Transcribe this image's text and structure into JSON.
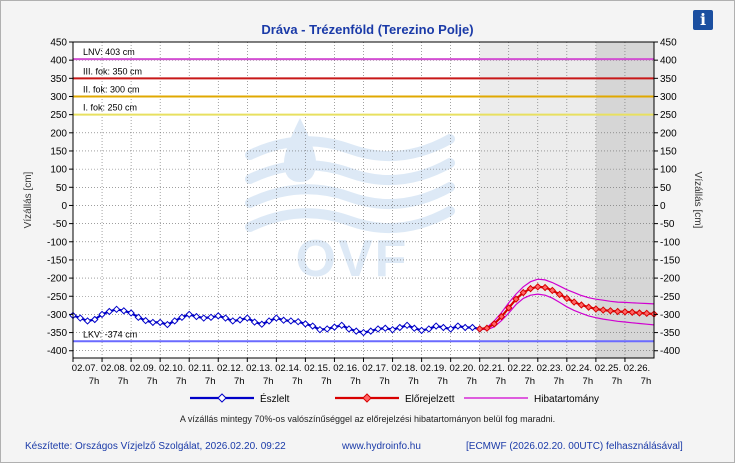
{
  "header": {
    "title": "Dráva - Trézenföld (Terezino Polje)",
    "info_icon": "info-icon"
  },
  "chart_data": {
    "type": "line",
    "title": "Dráva - Trézenföld (Terezino Polje)",
    "ylabel_left": "Vízállás [cm]",
    "ylabel_right": "Vízállás [cm]",
    "ylim": [
      -420,
      450
    ],
    "yticks": [
      450,
      400,
      350,
      300,
      250,
      200,
      150,
      100,
      50,
      0,
      -50,
      -100,
      -150,
      -200,
      -250,
      -300,
      -350,
      -400
    ],
    "xlim": [
      0,
      20
    ],
    "xticks": [
      {
        "date": "02.07.",
        "hour": "7h"
      },
      {
        "date": "02.08.",
        "hour": "7h"
      },
      {
        "date": "02.09.",
        "hour": "7h"
      },
      {
        "date": "02.10.",
        "hour": "7h"
      },
      {
        "date": "02.11.",
        "hour": "7h"
      },
      {
        "date": "02.12.",
        "hour": "7h"
      },
      {
        "date": "02.13.",
        "hour": "7h"
      },
      {
        "date": "02.14.",
        "hour": "7h"
      },
      {
        "date": "02.15.",
        "hour": "7h"
      },
      {
        "date": "02.16.",
        "hour": "7h"
      },
      {
        "date": "02.17.",
        "hour": "7h"
      },
      {
        "date": "02.18.",
        "hour": "7h"
      },
      {
        "date": "02.19.",
        "hour": "7h"
      },
      {
        "date": "02.20.",
        "hour": "7h"
      },
      {
        "date": "02.21.",
        "hour": "7h"
      },
      {
        "date": "02.22.",
        "hour": "7h"
      },
      {
        "date": "02.23.",
        "hour": "7h"
      },
      {
        "date": "02.24.",
        "hour": "7h"
      },
      {
        "date": "02.25.",
        "hour": "7h"
      },
      {
        "date": "02.26.",
        "hour": "7h"
      }
    ],
    "grid": true,
    "forecast_start_x": 14,
    "late_forecast_x": 18,
    "levels": [
      {
        "label": "LNV: 403 cm",
        "value": 403,
        "color": "#d24fd2"
      },
      {
        "label": "III. fok: 350 cm",
        "value": 350,
        "color": "#c81818"
      },
      {
        "label": "II. fok: 300 cm",
        "value": 300,
        "color": "#e0a800"
      },
      {
        "label": "I. fok: 250 cm",
        "value": 250,
        "color": "#e8e060"
      },
      {
        "label": "LKV: -374 cm",
        "value": -374,
        "color": "#6a6aff"
      }
    ],
    "series": [
      {
        "name": "Észlelt",
        "color": "#0000c8",
        "x": [
          0,
          0.25,
          0.5,
          0.75,
          1,
          1.25,
          1.5,
          1.75,
          2,
          2.25,
          2.5,
          2.75,
          3,
          3.25,
          3.5,
          3.75,
          4,
          4.25,
          4.5,
          4.75,
          5,
          5.25,
          5.5,
          5.75,
          6,
          6.25,
          6.5,
          6.75,
          7,
          7.25,
          7.5,
          7.75,
          8,
          8.25,
          8.5,
          8.75,
          9,
          9.25,
          9.5,
          9.75,
          10,
          10.25,
          10.5,
          10.75,
          11,
          11.25,
          11.5,
          11.75,
          12,
          12.25,
          12.5,
          12.75,
          13,
          13.25,
          13.5,
          13.75,
          14
        ],
        "y": [
          -303,
          -310,
          -318,
          -314,
          -300,
          -292,
          -286,
          -290,
          -296,
          -308,
          -317,
          -322,
          -322,
          -328,
          -318,
          -308,
          -300,
          -306,
          -310,
          -308,
          -304,
          -310,
          -318,
          -315,
          -310,
          -321,
          -327,
          -318,
          -310,
          -316,
          -318,
          -320,
          -326,
          -332,
          -342,
          -340,
          -335,
          -330,
          -340,
          -346,
          -350,
          -346,
          -340,
          -338,
          -342,
          -336,
          -330,
          -338,
          -344,
          -340,
          -332,
          -336,
          -340,
          -332,
          -336,
          -336,
          -340
        ]
      },
      {
        "name": "Előrejelzett",
        "color": "#d80000",
        "x": [
          14,
          14.25,
          14.5,
          14.75,
          15,
          15.25,
          15.5,
          15.75,
          16,
          16.25,
          16.5,
          16.75,
          17,
          17.25,
          17.5,
          17.75,
          18,
          18.25,
          18.5,
          18.75,
          19,
          19.25,
          19.5,
          19.75,
          20
        ],
        "y": [
          -340,
          -338,
          -326,
          -306,
          -282,
          -258,
          -240,
          -229,
          -224,
          -226,
          -234,
          -245,
          -256,
          -266,
          -274,
          -280,
          -285,
          -288,
          -290,
          -292,
          -293,
          -294,
          -296,
          -297,
          -299
        ]
      },
      {
        "name": "Hibatartomány",
        "color": "#d000d0",
        "x": [
          14,
          14.25,
          14.5,
          14.75,
          15,
          15.25,
          15.5,
          15.75,
          16,
          16.25,
          16.5,
          16.75,
          17,
          17.25,
          17.5,
          17.75,
          18,
          18.25,
          18.5,
          18.75,
          19,
          19.25,
          19.5,
          19.75,
          20
        ],
        "upper": [
          -340,
          -336,
          -318,
          -295,
          -268,
          -244,
          -224,
          -210,
          -203,
          -205,
          -212,
          -222,
          -232,
          -240,
          -248,
          -254,
          -258,
          -261,
          -264,
          -266,
          -267,
          -268,
          -269,
          -270,
          -271
        ],
        "lower": [
          -340,
          -342,
          -334,
          -317,
          -296,
          -273,
          -256,
          -247,
          -244,
          -247,
          -255,
          -267,
          -279,
          -289,
          -297,
          -304,
          -309,
          -313,
          -316,
          -319,
          -321,
          -323,
          -325,
          -327,
          -329
        ]
      }
    ],
    "watermark": "OVF"
  },
  "legend": {
    "observed": "Észlelt",
    "forecast": "Előrejelzett",
    "error_band": "Hibatartomány"
  },
  "note": "A vízállás mintegy 70%-os valószínűséggel az előrejelzési hibatartományon belül fog maradni.",
  "footer": {
    "author": "Készítette: Országos Vízjelző Szolgálat, 2026.02.20. 09:22",
    "website": "www.hydroinfo.hu",
    "source": "[ECMWF (2026.02.20. 00UTC) felhasználásával]"
  }
}
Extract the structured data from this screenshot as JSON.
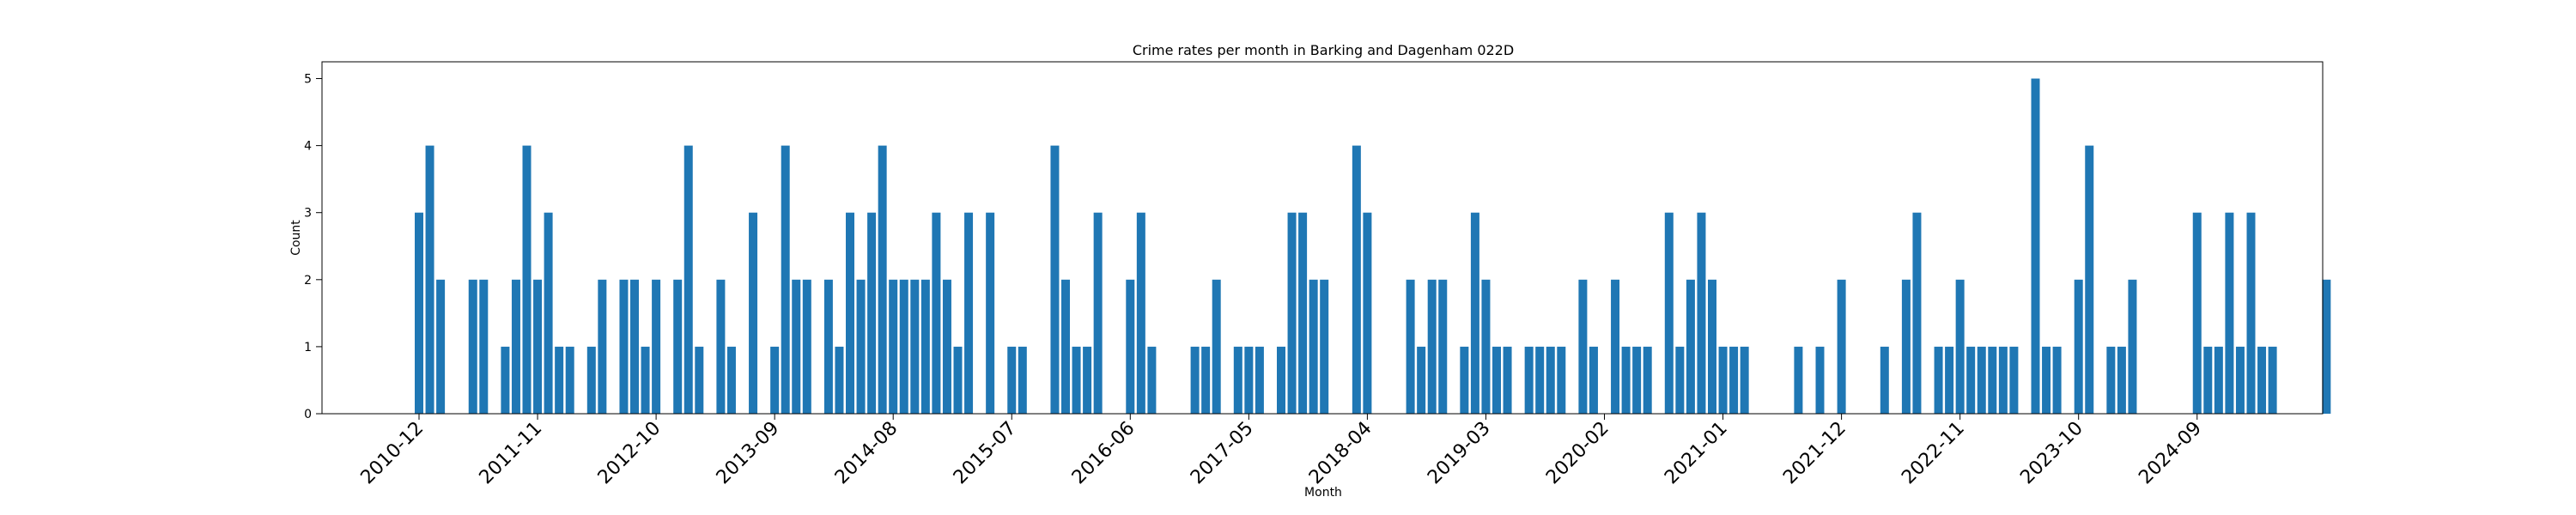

Task:
Every entry must be transcribed exactly. Pictures do not belong in the copy.

Answer to this problem:
Transcribe this image's text and structure into JSON.
{
  "header": {
    "title": "Dráva - Trézenföld (Terezino Polje)",
    "info_icon": "info-icon"
  },
  "chart_data": {
    "type": "line",
    "title": "Dráva - Trézenföld (Terezino Polje)",
    "ylabel_left": "Vízállás [cm]",
    "ylabel_right": "Vízállás [cm]",
    "ylim": [
      -420,
      450
    ],
    "yticks": [
      450,
      400,
      350,
      300,
      250,
      200,
      150,
      100,
      50,
      0,
      -50,
      -100,
      -150,
      -200,
      -250,
      -300,
      -350,
      -400
    ],
    "xlim": [
      0,
      20
    ],
    "xticks": [
      {
        "date": "02.07.",
        "hour": "7h"
      },
      {
        "date": "02.08.",
        "hour": "7h"
      },
      {
        "date": "02.09.",
        "hour": "7h"
      },
      {
        "date": "02.10.",
        "hour": "7h"
      },
      {
        "date": "02.11.",
        "hour": "7h"
      },
      {
        "date": "02.12.",
        "hour": "7h"
      },
      {
        "date": "02.13.",
        "hour": "7h"
      },
      {
        "date": "02.14.",
        "hour": "7h"
      },
      {
        "date": "02.15.",
        "hour": "7h"
      },
      {
        "date": "02.16.",
        "hour": "7h"
      },
      {
        "date": "02.17.",
        "hour": "7h"
      },
      {
        "date": "02.18.",
        "hour": "7h"
      },
      {
        "date": "02.19.",
        "hour": "7h"
      },
      {
        "date": "02.20.",
        "hour": "7h"
      },
      {
        "date": "02.21.",
        "hour": "7h"
      },
      {
        "date": "02.22.",
        "hour": "7h"
      },
      {
        "date": "02.23.",
        "hour": "7h"
      },
      {
        "date": "02.24.",
        "hour": "7h"
      },
      {
        "date": "02.25.",
        "hour": "7h"
      },
      {
        "date": "02.26.",
        "hour": "7h"
      }
    ],
    "grid": true,
    "forecast_start_x": 14,
    "late_forecast_x": 18,
    "levels": [
      {
        "label": "LNV: 403 cm",
        "value": 403,
        "color": "#d24fd2"
      },
      {
        "label": "III. fok: 350 cm",
        "value": 350,
        "color": "#c81818"
      },
      {
        "label": "II. fok: 300 cm",
        "value": 300,
        "color": "#e0a800"
      },
      {
        "label": "I. fok: 250 cm",
        "value": 250,
        "color": "#e8e060"
      },
      {
        "label": "LKV: -374 cm",
        "value": -374,
        "color": "#6a6aff"
      }
    ],
    "series": [
      {
        "name": "Észlelt",
        "color": "#0000c8",
        "x": [
          0,
          0.25,
          0.5,
          0.75,
          1,
          1.25,
          1.5,
          1.75,
          2,
          2.25,
          2.5,
          2.75,
          3,
          3.25,
          3.5,
          3.75,
          4,
          4.25,
          4.5,
          4.75,
          5,
          5.25,
          5.5,
          5.75,
          6,
          6.25,
          6.5,
          6.75,
          7,
          7.25,
          7.5,
          7.75,
          8,
          8.25,
          8.5,
          8.75,
          9,
          9.25,
          9.5,
          9.75,
          10,
          10.25,
          10.5,
          10.75,
          11,
          11.25,
          11.5,
          11.75,
          12,
          12.25,
          12.5,
          12.75,
          13,
          13.25,
          13.5,
          13.75,
          14
        ],
        "y": [
          -303,
          -310,
          -318,
          -314,
          -300,
          -292,
          -286,
          -290,
          -296,
          -308,
          -317,
          -322,
          -322,
          -328,
          -318,
          -308,
          -300,
          -306,
          -310,
          -308,
          -304,
          -310,
          -318,
          -315,
          -310,
          -321,
          -327,
          -318,
          -310,
          -316,
          -318,
          -320,
          -326,
          -332,
          -342,
          -340,
          -335,
          -330,
          -340,
          -346,
          -350,
          -346,
          -340,
          -338,
          -342,
          -336,
          -330,
          -338,
          -344,
          -340,
          -332,
          -336,
          -340,
          -332,
          -336,
          -336,
          -340
        ]
      },
      {
        "name": "Előrejelzett",
        "color": "#d80000",
        "x": [
          14,
          14.25,
          14.5,
          14.75,
          15,
          15.25,
          15.5,
          15.75,
          16,
          16.25,
          16.5,
          16.75,
          17,
          17.25,
          17.5,
          17.75,
          18,
          18.25,
          18.5,
          18.75,
          19,
          19.25,
          19.5,
          19.75,
          20
        ],
        "y": [
          -340,
          -338,
          -326,
          -306,
          -282,
          -258,
          -240,
          -229,
          -224,
          -226,
          -234,
          -245,
          -256,
          -266,
          -274,
          -280,
          -285,
          -288,
          -290,
          -292,
          -293,
          -294,
          -296,
          -297,
          -299
        ]
      },
      {
        "name": "Hibatartomány",
        "color": "#d000d0",
        "x": [
          14,
          14.25,
          14.5,
          14.75,
          15,
          15.25,
          15.5,
          15.75,
          16,
          16.25,
          16.5,
          16.75,
          17,
          17.25,
          17.5,
          17.75,
          18,
          18.25,
          18.5,
          18.75,
          19,
          19.25,
          19.5,
          19.75,
          20
        ],
        "upper": [
          -340,
          -336,
          -318,
          -295,
          -268,
          -244,
          -224,
          -210,
          -203,
          -205,
          -212,
          -222,
          -232,
          -240,
          -248,
          -254,
          -258,
          -261,
          -264,
          -266,
          -267,
          -268,
          -269,
          -270,
          -271
        ],
        "lower": [
          -340,
          -342,
          -334,
          -317,
          -296,
          -273,
          -256,
          -247,
          -244,
          -247,
          -255,
          -267,
          -279,
          -289,
          -297,
          -304,
          -309,
          -313,
          -316,
          -319,
          -321,
          -323,
          -325,
          -327,
          -329
        ]
      }
    ],
    "watermark": "OVF"
  },
  "legend": {
    "observed": "Észlelt",
    "forecast": "Előrejelzett",
    "error_band": "Hibatartomány"
  },
  "note": "A vízállás mintegy 70%-os valószínűséggel az előrejelzési hibatartományon belül fog maradni.",
  "footer": {
    "author": "Készítette: Országos Vízjelző Szolgálat, 2026.02.20. 09:22",
    "website": "www.hydroinfo.hu",
    "source": "[ECMWF (2026.02.20. 00UTC) felhasználásával]"
  }
}
Extract the structured data from this screenshot as JSON.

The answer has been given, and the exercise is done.